## START

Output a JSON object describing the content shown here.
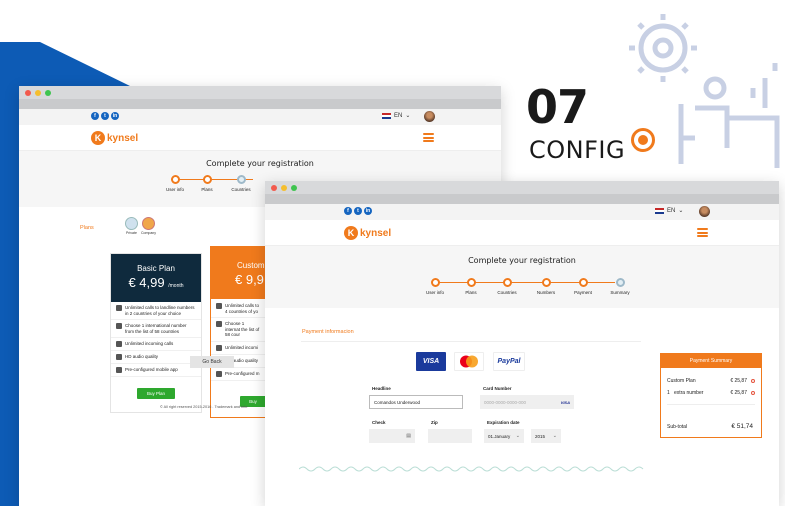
{
  "colors": {
    "accent": "#f07a1c",
    "blue": "#0d5bb5",
    "green": "#2ea82e"
  },
  "hero": {
    "number": "07",
    "word": "CONFIG"
  },
  "header": {
    "social": [
      "f",
      "t",
      "in"
    ],
    "lang": "EN",
    "logo_letter": "K",
    "logo_text": "kynsel"
  },
  "registration": {
    "title": "Complete your registration",
    "back_steps": [
      "User info",
      "Plans",
      "Countries"
    ],
    "steps": [
      "User info",
      "Plans",
      "Countries",
      "Numbers",
      "Payment",
      "Summary"
    ]
  },
  "plans": {
    "label": "Plans",
    "types": [
      "Private",
      "Company"
    ],
    "basic": {
      "name": "Basic Plan",
      "price": "€ 4,99",
      "per": "/month"
    },
    "custom": {
      "name": "Custom",
      "price": "€ 9,9"
    },
    "basic_features": [
      "Unlimited calls to landline numbers in 2 countries of your choice",
      "Choose 1 international number from the list of 58 countries",
      "Unlimited incoming calls",
      "HD audio quality",
      "Pre-configured mobile app"
    ],
    "custom_features": [
      "Unlimited calls to 4 countries of yo",
      "Choose 1 internat the list of 58 cour",
      "Unlimited incomi",
      "HD audio quality",
      "Pre-configured m"
    ],
    "buy": "Buy Plan",
    "buy_custom": "Buy",
    "go_back": "Go Back",
    "rights": "© All right reserved 2015-2016 . Trademark and Inte"
  },
  "payment": {
    "title": "Payment informacion",
    "card_brands": [
      "VISA",
      "MasterCard",
      "PayPal"
    ],
    "headline_label": "Headline",
    "headline_value": "Comandos Underwood",
    "card_number_label": "Card Number",
    "card_number_placeholder": "0000-0000-0000-000",
    "card_type": "VISA",
    "check_label": "Check",
    "zip_label": "Zip",
    "expiration_label": "Expiration date",
    "month": "01.January",
    "year": "2015"
  },
  "summary": {
    "title": "Payment Summary",
    "rows": [
      {
        "qty": "",
        "name": "Custom Plan",
        "price": "€ 25,87"
      },
      {
        "qty": "1",
        "name": "extra number",
        "price": "€ 25,87"
      }
    ],
    "subtotal_label": "Sub-total",
    "subtotal": "€ 51,74"
  }
}
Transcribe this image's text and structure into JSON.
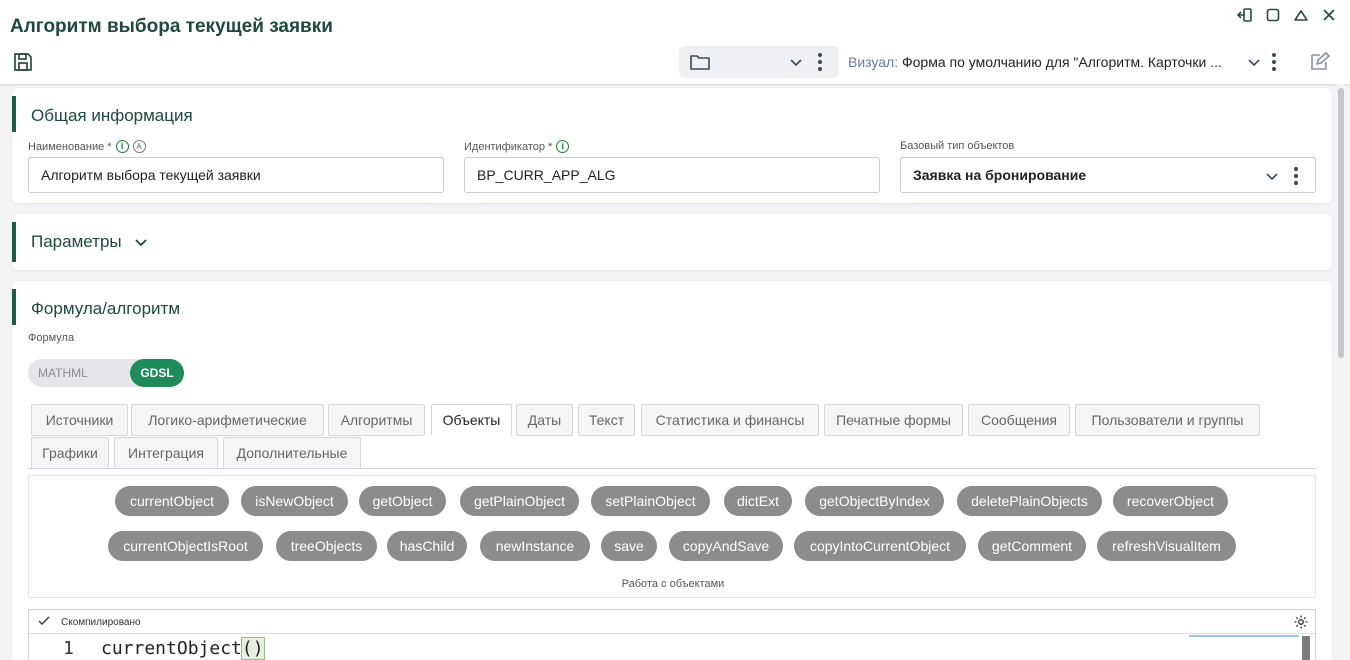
{
  "header": {
    "title": "Алгоритм выбора текущей заявки",
    "visual_label": "Визуал:",
    "visual_value": "Форма по умолчанию для \"Алгоритм. Карточки ..."
  },
  "sections": {
    "general": {
      "title": "Общая информация",
      "name_label": "Наименование *",
      "name_value": "Алгоритм выбора текущей заявки",
      "id_label": "Идентификатор *",
      "id_value": "BP_CURR_APP_ALG",
      "base_label": "Базовый тип объектов",
      "base_value": "Заявка на бронирование"
    },
    "params": {
      "title": "Параметры"
    },
    "formula": {
      "title": "Формула/алгоритм",
      "formula_label": "Формула",
      "toggle": {
        "option1": "MATHML",
        "option2": "GDSL",
        "active": "GDSL"
      }
    }
  },
  "tabs": {
    "row1": [
      "Источники",
      "Логико-арифметические",
      "Алгоритмы",
      "Объекты",
      "Даты",
      "Текст",
      "Статистика и финансы",
      "Печатные формы",
      "Сообщения",
      "Пользователи и группы"
    ],
    "row2": [
      "Графики",
      "Интеграция",
      "Дополнительные"
    ],
    "active": "Объекты"
  },
  "functions": {
    "row1": [
      "currentObject",
      "isNewObject",
      "getObject",
      "getPlainObject",
      "setPlainObject",
      "dictExt",
      "getObjectByIndex",
      "deletePlainObjects",
      "recoverObject"
    ],
    "row2": [
      "currentObjectIsRoot",
      "treeObjects",
      "hasChild",
      "newInstance",
      "save",
      "copyAndSave",
      "copyIntoCurrentObject",
      "getComment",
      "refreshVisualItem"
    ],
    "caption": "Работа с объектами"
  },
  "editor": {
    "status": "Скомпилировано",
    "line_number": "1",
    "code_name": "currentObject",
    "code_parens": "()"
  },
  "colors": {
    "accent": "#1f5a43",
    "toggle_active": "#1f8a5a",
    "chip": "#8c8c8c",
    "info": "#1e7d3c"
  }
}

## END

▸ Description of the task: Report how many lines in the listing above include the word "price". Give nothing but the number.

▸ Solution below: 4